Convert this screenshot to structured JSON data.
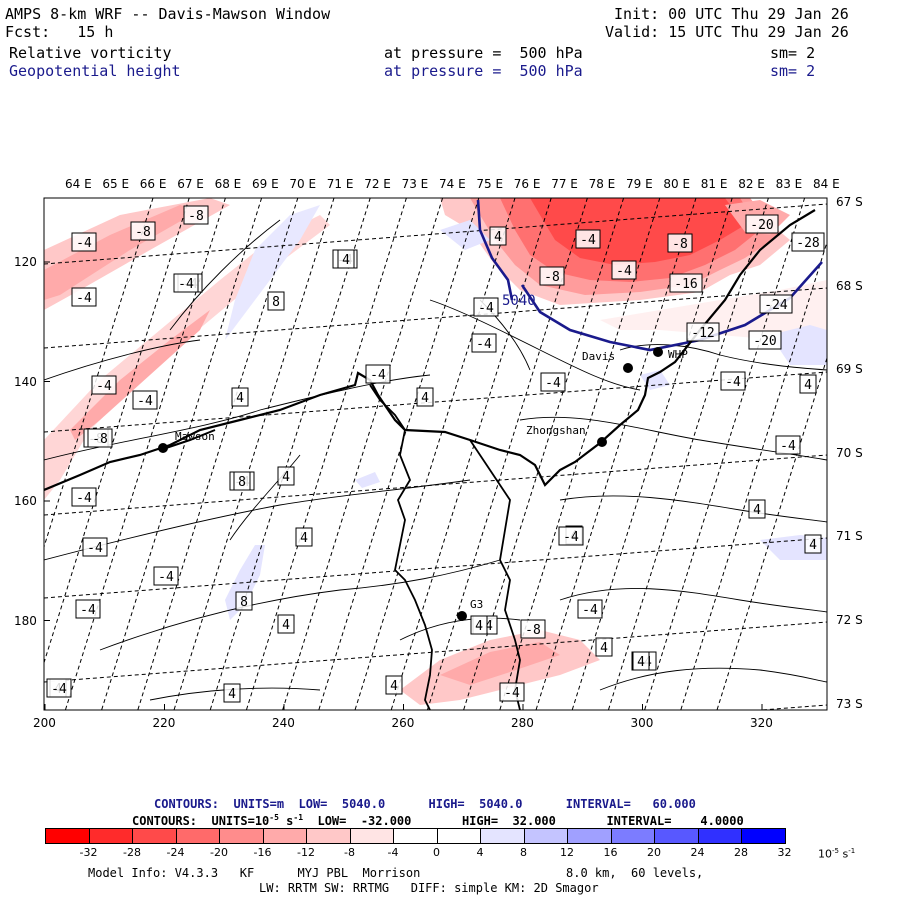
{
  "header": {
    "title": "AMPS 8-km WRF -- Davis-Mawson Window",
    "init": "Init: 00 UTC Thu 29 Jan 26",
    "fcst": "Fcst:   15 h",
    "valid": "Valid: 15 UTC Thu 29 Jan 26",
    "field1_name": "Relative vorticity",
    "field1_level": "at pressure =  500 hPa",
    "field1_sm": "sm= 2",
    "field2_name": "Geopotential height",
    "field2_level": "at pressure =  500 hPa",
    "field2_sm": "sm= 2"
  },
  "lon_labels": [
    "64 E",
    "65 E",
    "66 E",
    "67 E",
    "68 E",
    "69 E",
    "70 E",
    "71 E",
    "72 E",
    "73 E",
    "74 E",
    "75 E",
    "76 E",
    "77 E",
    "78 E",
    "79 E",
    "80 E",
    "81 E",
    "82 E",
    "83 E",
    "84 E"
  ],
  "lat_labels": [
    "67 S",
    "68 S",
    "69 S",
    "70 S",
    "71 S",
    "72 S",
    "73 S"
  ],
  "x_ticks": [
    "200",
    "220",
    "240",
    "260",
    "280",
    "300",
    "320"
  ],
  "y_ticks": [
    "120",
    "140",
    "160",
    "180"
  ],
  "stations": [
    {
      "name": "Mawson"
    },
    {
      "name": "Davis"
    },
    {
      "name": "WHP"
    },
    {
      "name": "Zhongshan"
    },
    {
      "name": "G3"
    }
  ],
  "contour_labels": [
    "-4",
    "-8",
    "-8",
    "-4",
    "-4",
    "-4",
    "8",
    "-4",
    "4",
    "-4",
    "-4",
    "-4",
    "-8",
    "-4",
    "4",
    "-4",
    "4",
    "4",
    "-4",
    "-4",
    "-4",
    "8",
    "4",
    "4",
    "4",
    "4",
    "4",
    "-4",
    "-8",
    "-4",
    "-8",
    "-4",
    "-16",
    "-20",
    "-28",
    "-24",
    "-12",
    "-20",
    "-4",
    "-4",
    "4",
    "-4",
    "-4",
    "4",
    "-4",
    "4",
    "4",
    "-4",
    "-8",
    "-4",
    "-4",
    "4",
    "-4",
    "4",
    "4",
    "-8",
    "-4",
    "4",
    "8"
  ],
  "height_label": "5040",
  "legend": {
    "line1": "CONTOURS:  UNITS=m  LOW=  5040.0      HIGH=  5040.0      INTERVAL=   60.000",
    "line2_pre": "CONTOURS:  UNITS=10",
    "line2_exp": "-5",
    "line2_post": " s",
    "line2_exp2": "-1",
    "line2_rest": "  LOW=  -32.000       HIGH=  32.000       INTERVAL=    4.0000",
    "units_pre": "10",
    "units_exp": "-5",
    "units_s": " s",
    "units_exp2": "-1"
  },
  "colorbar": {
    "labels": [
      "-32",
      "-28",
      "-24",
      "-20",
      "-16",
      "-12",
      "-8",
      "-4",
      "0",
      "4",
      "8",
      "12",
      "16",
      "20",
      "24",
      "28",
      "32"
    ],
    "colors": [
      "#ff0000",
      "#ff2b2b",
      "#ff4a4a",
      "#ff6a6a",
      "#ff8c8c",
      "#ffaaaa",
      "#ffc8c8",
      "#ffe4e4",
      "#ffffff",
      "#ffffff",
      "#e4e4ff",
      "#c4c4ff",
      "#a0a0ff",
      "#7c7cff",
      "#5858ff",
      "#3030ff",
      "#0000ff"
    ]
  },
  "footer": {
    "line1_left": "Model Info: V4.3.3   KF      MYJ PBL  Morrison",
    "line1_right": "8.0 km,  60 levels,",
    "line2": "LW: RRTM SW: RRTMG   DIFF: simple KM: 2D Smagor"
  }
}
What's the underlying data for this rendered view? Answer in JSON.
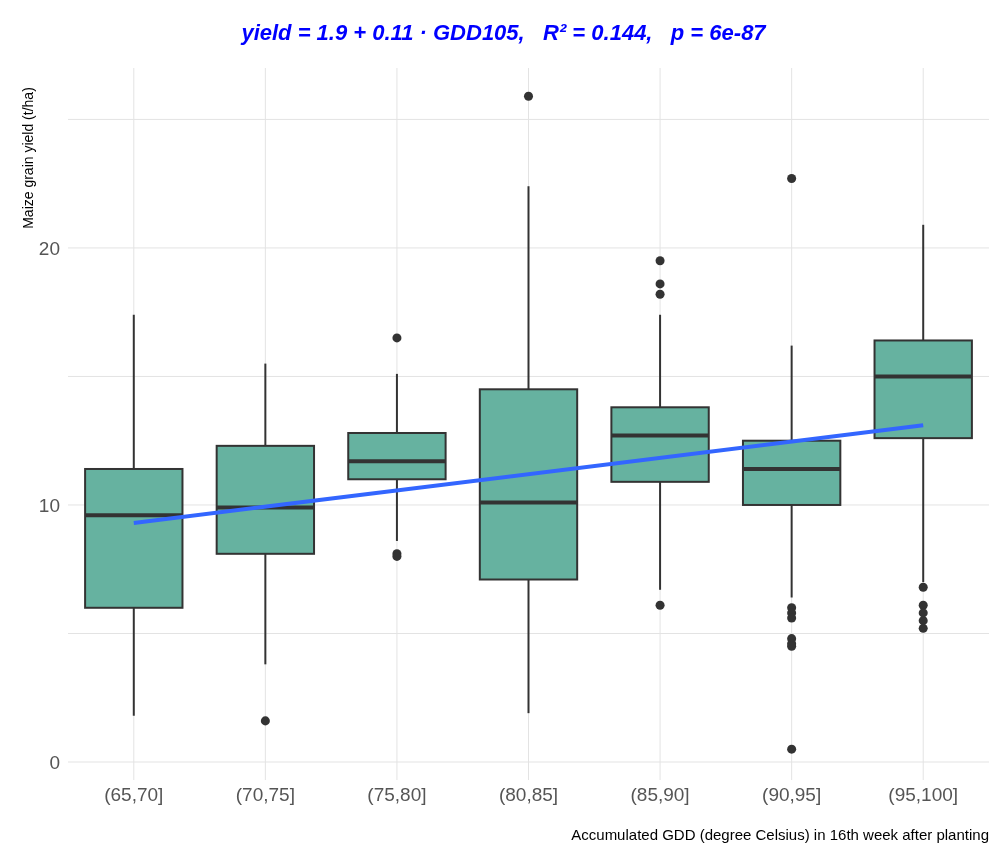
{
  "chart_data": {
    "type": "box",
    "title": "yield = 1.9 + 0.11 · GDD105,   R² = 0.144,   p = 6e-87",
    "xlabel": "Accumulated GDD (degree Celsius) in 16th week after planting",
    "ylabel": "Maize grain yield (t/ha)",
    "categories": [
      "(65,70]",
      "(70,75]",
      "(75,80]",
      "(80,85]",
      "(85,90]",
      "(90,95]",
      "(95,100]"
    ],
    "color": "#66b2a0",
    "boxes": [
      {
        "low": 1.8,
        "q1": 6.0,
        "median": 9.6,
        "q3": 11.4,
        "high": 17.4
      },
      {
        "low": 3.8,
        "q1": 8.1,
        "median": 9.9,
        "q3": 12.3,
        "high": 15.5,
        "outliers": [
          1.6
        ]
      },
      {
        "low": 8.6,
        "q1": 11.0,
        "median": 11.7,
        "q3": 12.8,
        "high": 15.1,
        "outliers": [
          16.5,
          8.1,
          8.0
        ]
      },
      {
        "low": 1.9,
        "q1": 7.1,
        "median": 10.1,
        "q3": 14.5,
        "high": 22.4,
        "outliers": [
          25.9
        ]
      },
      {
        "low": 6.7,
        "q1": 10.9,
        "median": 12.7,
        "q3": 13.8,
        "high": 17.4,
        "outliers": [
          19.5,
          18.6,
          18.2,
          6.1
        ]
      },
      {
        "low": 6.4,
        "q1": 10.0,
        "median": 11.4,
        "q3": 12.5,
        "high": 16.2,
        "outliers": [
          22.7,
          6.0,
          5.8,
          5.6,
          4.8,
          4.6,
          4.5,
          0.5
        ]
      },
      {
        "low": 7.0,
        "q1": 12.6,
        "median": 15.0,
        "q3": 16.4,
        "high": 20.9,
        "outliers": [
          6.8,
          6.1,
          5.8,
          5.5,
          5.2
        ]
      }
    ],
    "series": [
      {
        "type": "line",
        "x": [
          "(65,70]",
          "(95,100]"
        ],
        "values": [
          9.3,
          13.1
        ],
        "color": "#3366ff"
      }
    ],
    "ylim": [
      -0.7,
      27
    ],
    "yticks": [
      {
        "value": 0,
        "label": "0"
      },
      {
        "value": 5,
        "label": null
      },
      {
        "value": 10,
        "label": "10"
      },
      {
        "value": 15,
        "label": null
      },
      {
        "value": 20,
        "label": "20"
      },
      {
        "value": 25,
        "label": null
      }
    ],
    "grid": true
  }
}
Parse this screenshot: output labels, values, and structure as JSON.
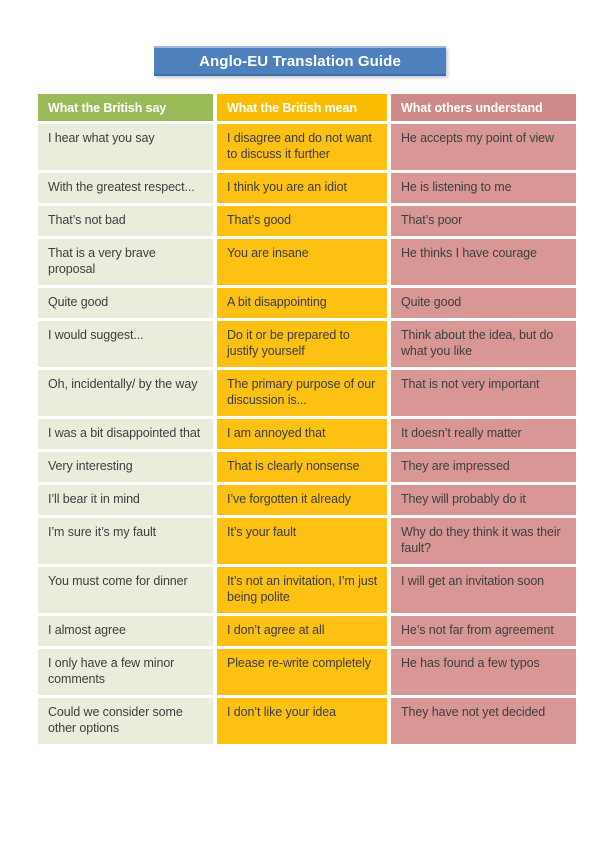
{
  "title_banner": {
    "text": "Anglo-EU Translation Guide"
  },
  "table": {
    "headers": [
      {
        "label": "What the British say"
      },
      {
        "label": "What the British mean"
      },
      {
        "label": "What others understand"
      }
    ],
    "rows": [
      {
        "say": "I hear what you say",
        "mean": "I disagree and do not want to discuss it further",
        "understand": "He accepts my point of view"
      },
      {
        "say": "With the greatest respect...",
        "mean": "I think you are an idiot",
        "understand": "He is listening to me"
      },
      {
        "say": "That’s not bad",
        "mean": "That’s good",
        "understand": "That’s poor"
      },
      {
        "say": "That is a very brave proposal",
        "mean": "You are insane",
        "understand": "He thinks I have courage"
      },
      {
        "say": "Quite good",
        "mean": "A bit disappointing",
        "understand": "Quite good"
      },
      {
        "say": "I would suggest...",
        "mean": "Do it or be prepared to justify yourself",
        "understand": "Think about the idea, but do what you like"
      },
      {
        "say": "Oh, incidentally/ by the way",
        "mean": "The primary purpose of our discussion is...",
        "understand": "That is not very important"
      },
      {
        "say": "I was a bit disappointed that",
        "mean": "I am annoyed that",
        "understand": "It doesn’t really matter"
      },
      {
        "say": "Very interesting",
        "mean": "That is clearly nonsense",
        "understand": "They are impressed"
      },
      {
        "say": "I’ll bear it in mind",
        "mean": "I’ve forgotten it already",
        "understand": "They will probably do it"
      },
      {
        "say": "I’m sure it’s my fault",
        "mean": "It’s your fault",
        "understand": "Why do they think it was their fault?"
      },
      {
        "say": "You must come for dinner",
        "mean": "It’s not an invitation, I’m just being polite",
        "understand": "I will get an invitation soon"
      },
      {
        "say": "I almost agree",
        "mean": "I don’t agree at all",
        "understand": "He’s not far from agreement"
      },
      {
        "say": "I only have a few minor comments",
        "mean": "Please re-write completely",
        "understand": "He has found a few typos"
      },
      {
        "say": "Could we consider some other options",
        "mean": "I don’t like your idea",
        "understand": "They have not yet decided"
      }
    ]
  },
  "colors": {
    "banner_blue": "#4d80bc",
    "banner_top": "#9db9dd",
    "banner_bottom": "#3e6da8",
    "header_green": "#9bbb59",
    "header_amber": "#fcbd00",
    "header_rose": "#cd8a88",
    "cell_green": "#e8eedb",
    "cell_amber": "#fdc113",
    "cell_rose": "#d89794",
    "body_text": "#3e3e3e",
    "header_text": "#ffffff"
  }
}
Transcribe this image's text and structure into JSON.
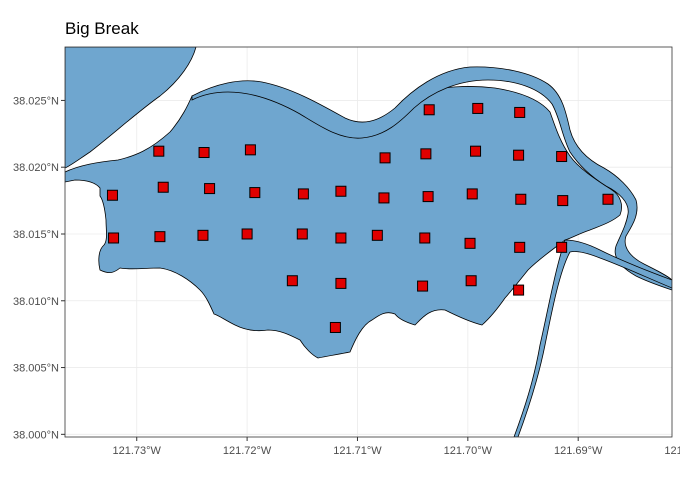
{
  "title": "Big Break",
  "colors": {
    "water": "#6fa6cf",
    "land": "#ffffff",
    "outline": "#000000",
    "point_fill": "#e00000",
    "point_stroke": "#000000",
    "grid": "#ebebeb"
  },
  "chart_data": {
    "type": "scatter",
    "xlim": [
      -121.7365,
      -121.6815
    ],
    "ylim": [
      37.9998,
      38.029
    ],
    "x_ticks": [
      -121.73,
      -121.72,
      -121.71,
      -121.7,
      -121.69,
      -121.68
    ],
    "x_tick_labels": [
      "121.73°W",
      "121.72°W",
      "121.71°W",
      "121.70°W",
      "121.69°W",
      "121.68°W"
    ],
    "y_ticks": [
      38.0,
      38.005,
      38.01,
      38.015,
      38.02,
      38.025
    ],
    "y_tick_labels": [
      "38.000°N",
      "38.005°N",
      "38.010°N",
      "38.015°N",
      "38.020°N",
      "38.025°N"
    ],
    "grid": true,
    "points": [
      [
        -121.7035,
        38.0243
      ],
      [
        -121.6991,
        38.0244
      ],
      [
        -121.6953,
        38.0241
      ],
      [
        -121.728,
        38.0212
      ],
      [
        -121.7239,
        38.0211
      ],
      [
        -121.7197,
        38.0213
      ],
      [
        -121.7075,
        38.0207
      ],
      [
        -121.7038,
        38.021
      ],
      [
        -121.6993,
        38.0212
      ],
      [
        -121.6954,
        38.0209
      ],
      [
        -121.6915,
        38.0208
      ],
      [
        -121.7276,
        38.0185
      ],
      [
        -121.7234,
        38.0184
      ],
      [
        -121.7193,
        38.0181
      ],
      [
        -121.7149,
        38.018
      ],
      [
        -121.7115,
        38.0182
      ],
      [
        -121.7076,
        38.0177
      ],
      [
        -121.7036,
        38.0178
      ],
      [
        -121.6996,
        38.018
      ],
      [
        -121.6952,
        38.0176
      ],
      [
        -121.6914,
        38.0175
      ],
      [
        -121.6873,
        38.0176
      ],
      [
        -121.7322,
        38.0179
      ],
      [
        -121.7321,
        38.0147
      ],
      [
        -121.7279,
        38.0148
      ],
      [
        -121.724,
        38.0149
      ],
      [
        -121.72,
        38.015
      ],
      [
        -121.715,
        38.015
      ],
      [
        -121.7115,
        38.0147
      ],
      [
        -121.7082,
        38.0149
      ],
      [
        -121.7039,
        38.0147
      ],
      [
        -121.6998,
        38.0143
      ],
      [
        -121.6953,
        38.014
      ],
      [
        -121.6915,
        38.014
      ],
      [
        -121.7159,
        38.0115
      ],
      [
        -121.7115,
        38.0113
      ],
      [
        -121.7041,
        38.0111
      ],
      [
        -121.6997,
        38.0115
      ],
      [
        -121.6954,
        38.0108
      ],
      [
        -121.712,
        38.008
      ]
    ]
  }
}
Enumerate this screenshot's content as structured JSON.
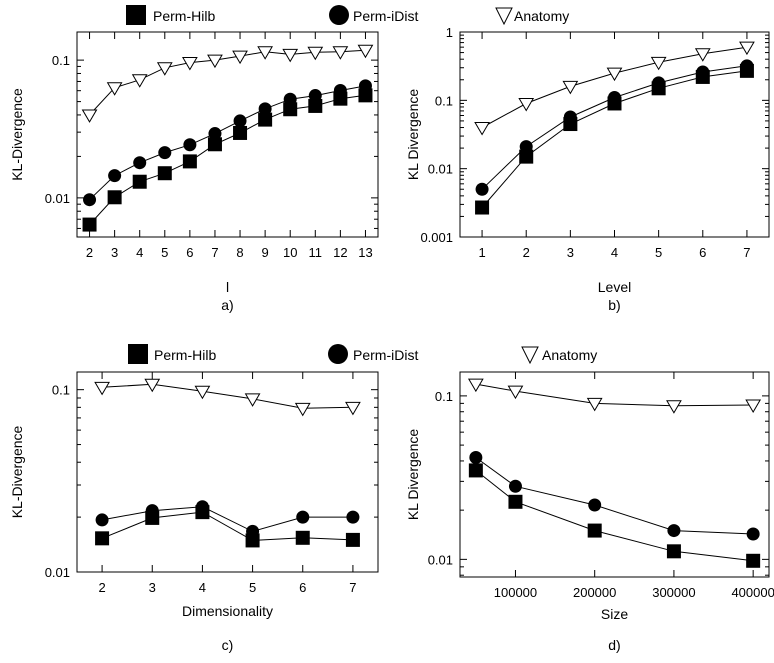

####################

TASK DIRECTIONS
State how many lines of the records above contain the word "JSON", and give only that number.

RESULT FOR THIS TASK
5